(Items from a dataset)
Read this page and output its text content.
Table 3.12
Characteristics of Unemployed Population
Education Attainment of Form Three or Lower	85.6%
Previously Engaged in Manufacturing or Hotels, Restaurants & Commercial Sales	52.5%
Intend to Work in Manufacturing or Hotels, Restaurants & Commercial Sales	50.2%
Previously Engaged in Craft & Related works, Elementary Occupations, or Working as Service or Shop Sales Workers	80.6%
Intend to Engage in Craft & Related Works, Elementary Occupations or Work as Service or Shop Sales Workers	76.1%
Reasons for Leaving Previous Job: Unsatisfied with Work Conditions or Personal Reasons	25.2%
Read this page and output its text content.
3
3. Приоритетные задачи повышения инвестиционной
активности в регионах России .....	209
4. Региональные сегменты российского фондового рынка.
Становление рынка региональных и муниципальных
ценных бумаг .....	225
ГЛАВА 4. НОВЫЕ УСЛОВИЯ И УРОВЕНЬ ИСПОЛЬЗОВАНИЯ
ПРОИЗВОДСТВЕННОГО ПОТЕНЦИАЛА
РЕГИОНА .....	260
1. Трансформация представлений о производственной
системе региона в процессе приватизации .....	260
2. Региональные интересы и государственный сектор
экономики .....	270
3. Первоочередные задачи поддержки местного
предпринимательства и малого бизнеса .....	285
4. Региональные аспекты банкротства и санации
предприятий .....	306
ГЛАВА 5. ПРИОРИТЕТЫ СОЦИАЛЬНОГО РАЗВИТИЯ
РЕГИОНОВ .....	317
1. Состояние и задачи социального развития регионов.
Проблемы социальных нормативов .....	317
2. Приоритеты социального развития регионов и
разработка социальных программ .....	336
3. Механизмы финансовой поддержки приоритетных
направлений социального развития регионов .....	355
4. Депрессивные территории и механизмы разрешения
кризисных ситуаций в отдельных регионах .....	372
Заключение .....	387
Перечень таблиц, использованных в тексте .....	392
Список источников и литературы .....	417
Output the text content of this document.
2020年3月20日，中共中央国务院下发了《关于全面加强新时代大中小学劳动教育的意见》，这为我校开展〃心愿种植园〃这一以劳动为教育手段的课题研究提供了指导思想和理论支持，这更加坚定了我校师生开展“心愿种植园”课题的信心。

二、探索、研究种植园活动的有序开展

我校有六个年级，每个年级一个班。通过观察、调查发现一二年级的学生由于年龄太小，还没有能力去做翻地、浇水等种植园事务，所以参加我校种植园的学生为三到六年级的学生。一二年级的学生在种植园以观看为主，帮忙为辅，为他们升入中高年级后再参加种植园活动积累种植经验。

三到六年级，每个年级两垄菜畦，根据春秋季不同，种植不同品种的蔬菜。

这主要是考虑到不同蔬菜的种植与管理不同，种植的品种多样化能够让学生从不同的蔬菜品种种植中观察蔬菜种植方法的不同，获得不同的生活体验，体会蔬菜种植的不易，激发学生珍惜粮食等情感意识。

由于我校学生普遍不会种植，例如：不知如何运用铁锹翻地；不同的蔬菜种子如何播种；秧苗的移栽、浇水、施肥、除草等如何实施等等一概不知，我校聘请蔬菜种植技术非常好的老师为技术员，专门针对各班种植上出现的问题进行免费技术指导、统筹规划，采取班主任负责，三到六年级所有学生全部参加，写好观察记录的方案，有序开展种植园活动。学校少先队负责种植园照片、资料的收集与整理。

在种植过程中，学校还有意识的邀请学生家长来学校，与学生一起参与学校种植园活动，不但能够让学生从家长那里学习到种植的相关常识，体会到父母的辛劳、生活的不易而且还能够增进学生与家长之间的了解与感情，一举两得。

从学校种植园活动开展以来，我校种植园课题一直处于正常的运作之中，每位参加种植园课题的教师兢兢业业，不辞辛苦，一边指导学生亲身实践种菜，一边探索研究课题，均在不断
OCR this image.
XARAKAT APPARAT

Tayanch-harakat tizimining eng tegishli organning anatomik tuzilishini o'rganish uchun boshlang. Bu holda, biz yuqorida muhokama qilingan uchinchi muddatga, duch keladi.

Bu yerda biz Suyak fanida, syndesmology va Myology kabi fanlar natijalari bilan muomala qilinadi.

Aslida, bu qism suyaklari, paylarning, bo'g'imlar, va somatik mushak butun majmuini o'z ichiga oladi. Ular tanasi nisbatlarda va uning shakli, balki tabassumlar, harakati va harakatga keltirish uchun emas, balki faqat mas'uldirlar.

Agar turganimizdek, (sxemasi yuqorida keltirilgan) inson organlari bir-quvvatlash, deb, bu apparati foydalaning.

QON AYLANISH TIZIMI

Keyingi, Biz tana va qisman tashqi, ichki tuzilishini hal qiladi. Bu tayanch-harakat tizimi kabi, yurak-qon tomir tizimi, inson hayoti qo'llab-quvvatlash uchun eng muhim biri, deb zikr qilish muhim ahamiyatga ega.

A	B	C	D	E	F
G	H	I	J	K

§ Goal: Nothing may be left out: return each entry exactly as it reads.

§ Answer to this task:
Read this page and output its text content.
Table 3.12
Characteristics of Unemployed Population
Education Attainment of Form Three or Lower	85.6%
Previously Engaged in Manufacturing or Hotels, Restaurants & Commercial Sales	52.5%
Intend to Work in Manufacturing or Hotels, Restaurants & Commercial Sales	50.2%
Previously Engaged in Craft & Related works, Elementary Occupations, or Working as Service or Shop Sales Workers	80.6%
Intend to Engage in Craft & Related Works, Elementary Occupations or Work as Service or Shop Sales Workers	76.1%
Reasons for Leaving Previous Job: Unsatisfied with Work Conditions or Personal Reasons	25.2%
Read this page and output its text content.
3
3. Приоритетные задачи повышения инвестиционной
активности в регионах России .....	209
4. Региональные сегменты российского фондового рынка.
Становление рынка региональных и муниципальных
ценных бумаг .....	225
ГЛАВА 4. НОВЫЕ УСЛОВИЯ И УРОВЕНЬ ИСПОЛЬЗОВАНИЯ
ПРОИЗВОДСТВЕННОГО ПОТЕНЦИАЛА
РЕГИОНА .....	260
1. Трансформация представлений о производственной
системе региона в процессе приватизации .....	260
2. Региональные интересы и государственный сектор
экономики .....	270
3. Первоочередные задачи поддержки местного
предпринимательства и малого бизнеса .....	285
4. Региональные аспекты банкротства и санации
предприятий .....	306
ГЛАВА 5. ПРИОРИТЕТЫ СОЦИАЛЬНОГО РАЗВИТИЯ
РЕГИОНОВ .....	317
1. Состояние и задачи социального развития регионов.
Проблемы социальных нормативов .....	317
2. Приоритеты социального развития регионов и
разработка социальных программ .....	336
3. Механизмы финансовой поддержки приоритетных
направлений социального развития регионов .....	355
4. Депрессивные территории и механизмы разрешения
кризисных ситуаций в отдельных регионах .....	372
Заключение .....	387
Перечень таблиц, использованных в тексте .....	392
Список источников и литературы .....	417
Output the text content of this document.
2020年3月20日，中共中央国务院下发了《关于全面加强新时代大中小学劳动教育的意见》，这为我校开展〃心愿种植园〃这一以劳动为教育手段的课题研究提供了指导思想和理论支持，这更加坚定了我校师生开展“心愿种植园”课题的信心。

二、探索、研究种植园活动的有序开展

我校有六个年级，每个年级一个班。通过观察、调查发现一二年级的学生由于年龄太小，还没有能力去做翻地、浇水等种植园事务，所以参加我校种植园的学生为三到六年级的学生。一二年级的学生在种植园以观看为主，帮忙为辅，为他们升入中高年级后再参加种植园活动积累种植经验。

三到六年级，每个年级两垄菜畦，根据春秋季不同，种植不同品种的蔬菜。

这主要是考虑到不同蔬菜的种植与管理不同，种植的品种多样化能够让学生从不同的蔬菜品种种植中观察蔬菜种植方法的不同，获得不同的生活体验，体会蔬菜种植的不易，激发学生珍惜粮食等情感意识。

由于我校学生普遍不会种植，例如：不知如何运用铁锹翻地；不同的蔬菜种子如何播种；秧苗的移栽、浇水、施肥、除草等如何实施等等一概不知，我校聘请蔬菜种植技术非常好的老师为技术员，专门针对各班种植上出现的问题进行免费技术指导、统筹规划，采取班主任负责，三到六年级所有学生全部参加，写好观察记录的方案，有序开展种植园活动。学校少先队负责种植园照片、资料的收集与整理。

在种植过程中，学校还有意识的邀请学生家长来学校，与学生一起参与学校种植园活动，不但能够让学生从家长那里学习到种植的相关常识，体会到父母的辛劳、生活的不易而且还能够增进学生与家长之间的了解与感情，一举两得。

从学校种植园活动开展以来，我校种植园课题一直处于正常的运作之中，每位参加种植园课题的教师兢兢业业，不辞辛苦，一边指导学生亲身实践种菜，一边探索研究课题，均在不断
OCR this image.
XARAKAT APPARAT

Tayanch-harakat tizimining eng tegishli organning anatomik tuzilishini o'rganish uchun boshlang. Bu holda, biz yuqorida muhokama qilingan uchinchi muddatga, duch keladi.

Bu yerda biz Suyak fanida, syndesmology va Myology kabi fanlar natijalari bilan muomala qilinadi.

Aslida, bu qism suyaklari, paylarning, bo'g'imlar, va somatik mushak butun majmuini o'z ichiga oladi. Ular tanasi nisbatlarda va uning shakli, balki tabassumlar, harakati va harakatga keltirish uchun emas, balki faqat mas'uldirlar.

Agar turganimizdek, (sxemasi yuqorida keltirilgan) inson organlari bir-quvvatlash, deb, bu apparati foydalaning.

QON AYLANISH TIZIMI

Keyingi, Biz tana va qisman tashqi, ichki tuzilishini hal qiladi. Bu tayanch-harakat tizimi kabi, yurak-qon tomir tizimi, inson hayoti qo'llab-quvvatlash uchun eng muhim biri, deb zikr qilish muhim ahamiyatga ega.

A	B	C	D	E	F
G	H	I	J	K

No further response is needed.